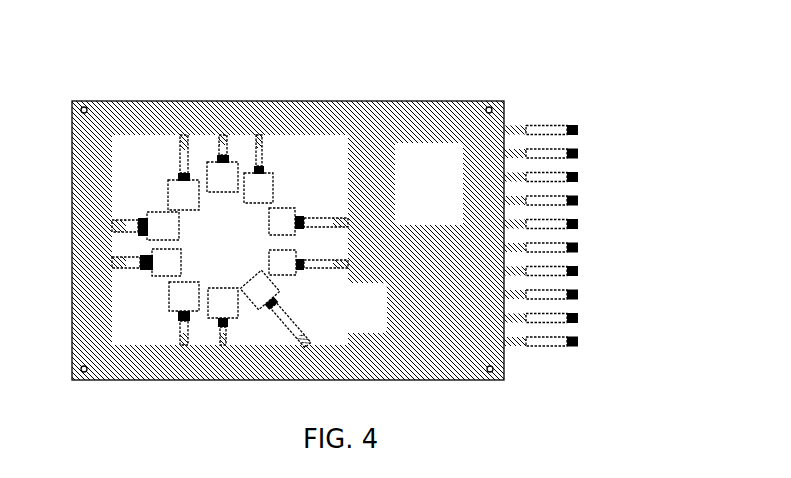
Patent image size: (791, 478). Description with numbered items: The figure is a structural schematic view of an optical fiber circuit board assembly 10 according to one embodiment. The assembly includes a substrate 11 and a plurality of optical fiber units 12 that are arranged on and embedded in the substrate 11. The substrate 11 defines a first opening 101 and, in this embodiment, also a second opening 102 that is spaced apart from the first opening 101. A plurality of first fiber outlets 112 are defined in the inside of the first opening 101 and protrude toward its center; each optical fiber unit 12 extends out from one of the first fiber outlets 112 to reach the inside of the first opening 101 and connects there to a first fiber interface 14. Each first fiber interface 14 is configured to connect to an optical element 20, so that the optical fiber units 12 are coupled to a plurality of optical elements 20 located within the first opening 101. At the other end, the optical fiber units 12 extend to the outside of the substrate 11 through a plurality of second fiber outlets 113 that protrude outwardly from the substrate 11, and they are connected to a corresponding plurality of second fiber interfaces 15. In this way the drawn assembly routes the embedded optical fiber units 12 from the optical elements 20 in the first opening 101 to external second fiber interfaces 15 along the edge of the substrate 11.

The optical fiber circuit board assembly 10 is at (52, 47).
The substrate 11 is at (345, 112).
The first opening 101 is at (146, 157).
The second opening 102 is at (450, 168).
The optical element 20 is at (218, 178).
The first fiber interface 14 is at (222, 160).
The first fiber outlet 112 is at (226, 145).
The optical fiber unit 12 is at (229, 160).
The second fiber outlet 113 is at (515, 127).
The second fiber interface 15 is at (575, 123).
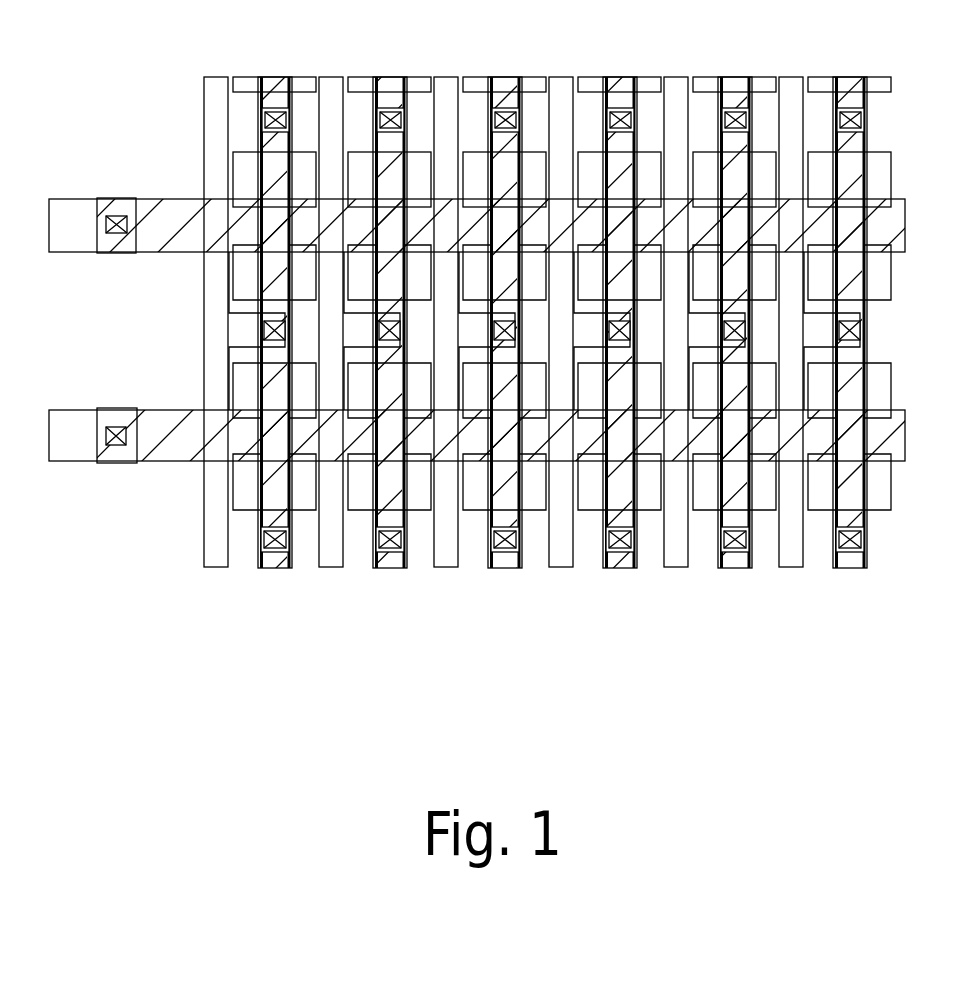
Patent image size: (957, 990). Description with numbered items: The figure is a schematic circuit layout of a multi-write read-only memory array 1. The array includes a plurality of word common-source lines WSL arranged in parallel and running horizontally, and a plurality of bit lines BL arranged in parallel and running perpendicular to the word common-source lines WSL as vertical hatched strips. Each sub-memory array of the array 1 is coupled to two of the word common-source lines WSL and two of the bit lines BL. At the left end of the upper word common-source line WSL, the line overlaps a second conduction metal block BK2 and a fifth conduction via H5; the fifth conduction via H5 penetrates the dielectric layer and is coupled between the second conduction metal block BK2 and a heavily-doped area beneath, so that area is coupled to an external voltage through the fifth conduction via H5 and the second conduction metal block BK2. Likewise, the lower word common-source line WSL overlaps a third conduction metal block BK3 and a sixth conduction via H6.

· · · ·

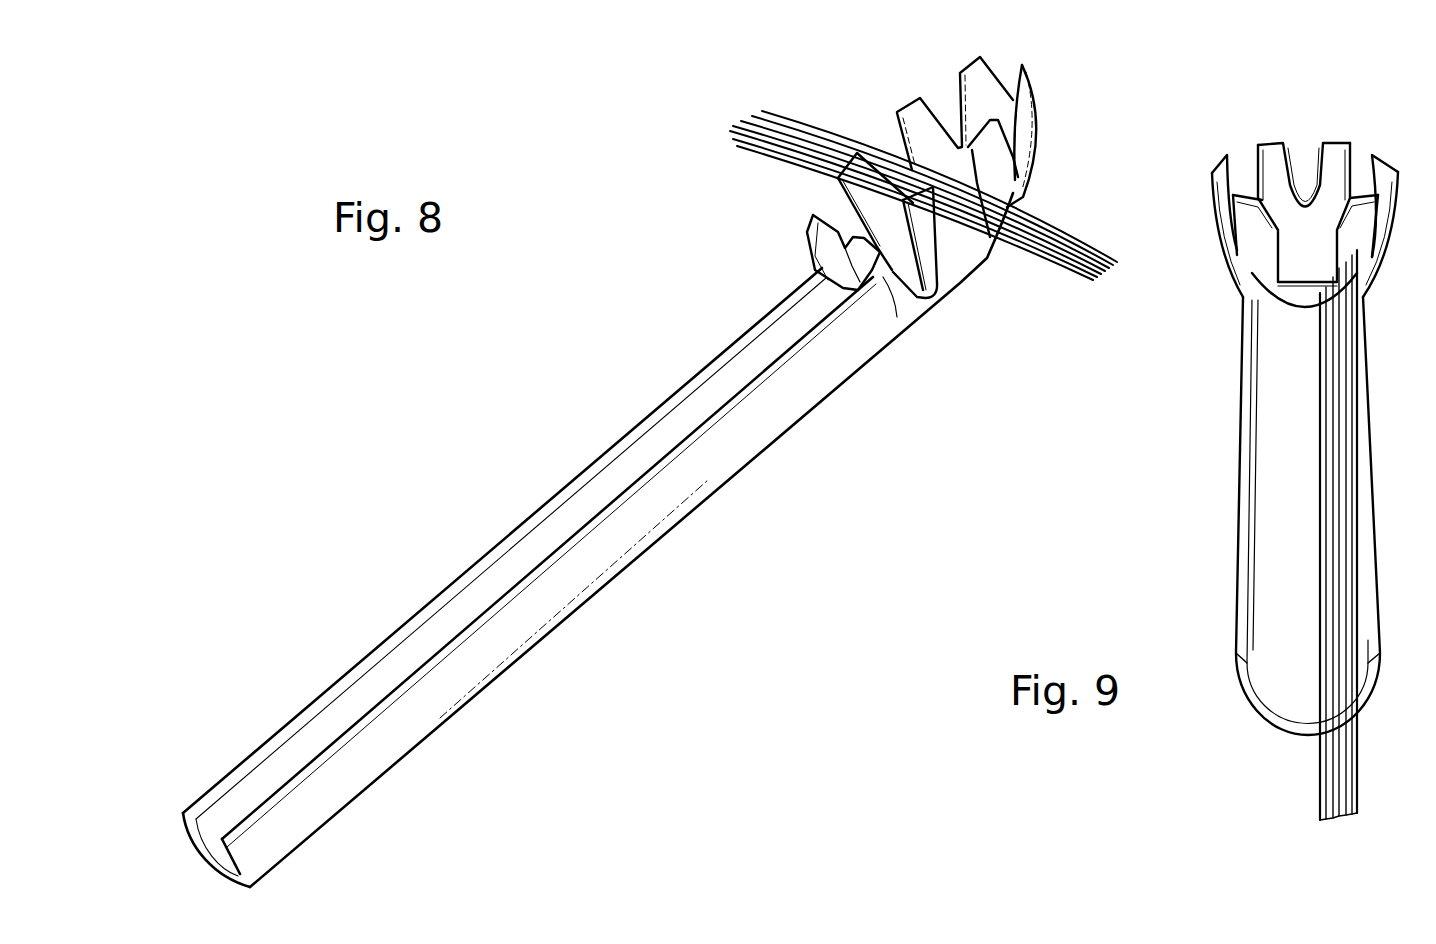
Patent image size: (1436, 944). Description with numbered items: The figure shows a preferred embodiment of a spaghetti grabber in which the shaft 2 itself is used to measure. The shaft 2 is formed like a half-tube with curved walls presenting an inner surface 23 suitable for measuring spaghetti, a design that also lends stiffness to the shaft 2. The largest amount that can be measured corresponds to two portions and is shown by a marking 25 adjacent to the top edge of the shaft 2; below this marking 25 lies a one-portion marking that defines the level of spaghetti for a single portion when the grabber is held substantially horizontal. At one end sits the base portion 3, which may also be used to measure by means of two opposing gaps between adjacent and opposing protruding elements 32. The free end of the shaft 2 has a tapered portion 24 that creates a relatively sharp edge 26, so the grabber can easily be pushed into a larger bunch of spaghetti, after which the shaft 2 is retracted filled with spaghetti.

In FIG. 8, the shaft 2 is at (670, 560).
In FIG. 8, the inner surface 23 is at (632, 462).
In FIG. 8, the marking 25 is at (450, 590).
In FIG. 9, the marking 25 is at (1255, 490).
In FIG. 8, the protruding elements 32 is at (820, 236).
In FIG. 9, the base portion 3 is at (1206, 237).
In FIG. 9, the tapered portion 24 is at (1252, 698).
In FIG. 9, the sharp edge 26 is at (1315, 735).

· · · ·

OBJECTIVE: Rewrite the records starting at the line with "Patent image size: (791, 478)." and ending at the line with "The first opening 101 is at (146, 157).", swapping "schematic view" for "diagram" and keeping everything else the same.

FINAL RESULT:
Patent image size: (791, 478). Description with numbered items: The figure is a structural diagram of an optical fiber circuit board assembly 10 according to one embodiment. The assembly includes a substrate 11 and a plurality of optical fiber units 12 that are arranged on and embedded in the substrate 11. The substrate 11 defines a first opening 101 and, in this embodiment, also a second opening 102 that is spaced apart from the first opening 101. A plurality of first fiber outlets 112 are defined in the inside of the first opening 101 and protrude toward its center; each optical fiber unit 12 extends out from one of the first fiber outlets 112 to reach the inside of the first opening 101 and connects there to a first fiber interface 14. Each first fiber interface 14 is configured to connect to an optical element 20, so that the optical fiber units 12 are coupled to a plurality of optical elements 20 located within the first opening 101. At the other end, the optical fiber units 12 extend to the outside of the substrate 11 through a plurality of second fiber outlets 113 that protrude outwardly from the substrate 11, and they are connected to a corresponding plurality of second fiber interfaces 15. In this way the drawn assembly routes the embedded optical fiber units 12 from the optical elements 20 in the first opening 101 to external second fiber interfaces 15 along the edge of the substrate 11.

The optical fiber circuit board assembly 10 is at (52, 47).
The substrate 11 is at (345, 112).
The first opening 101 is at (146, 157).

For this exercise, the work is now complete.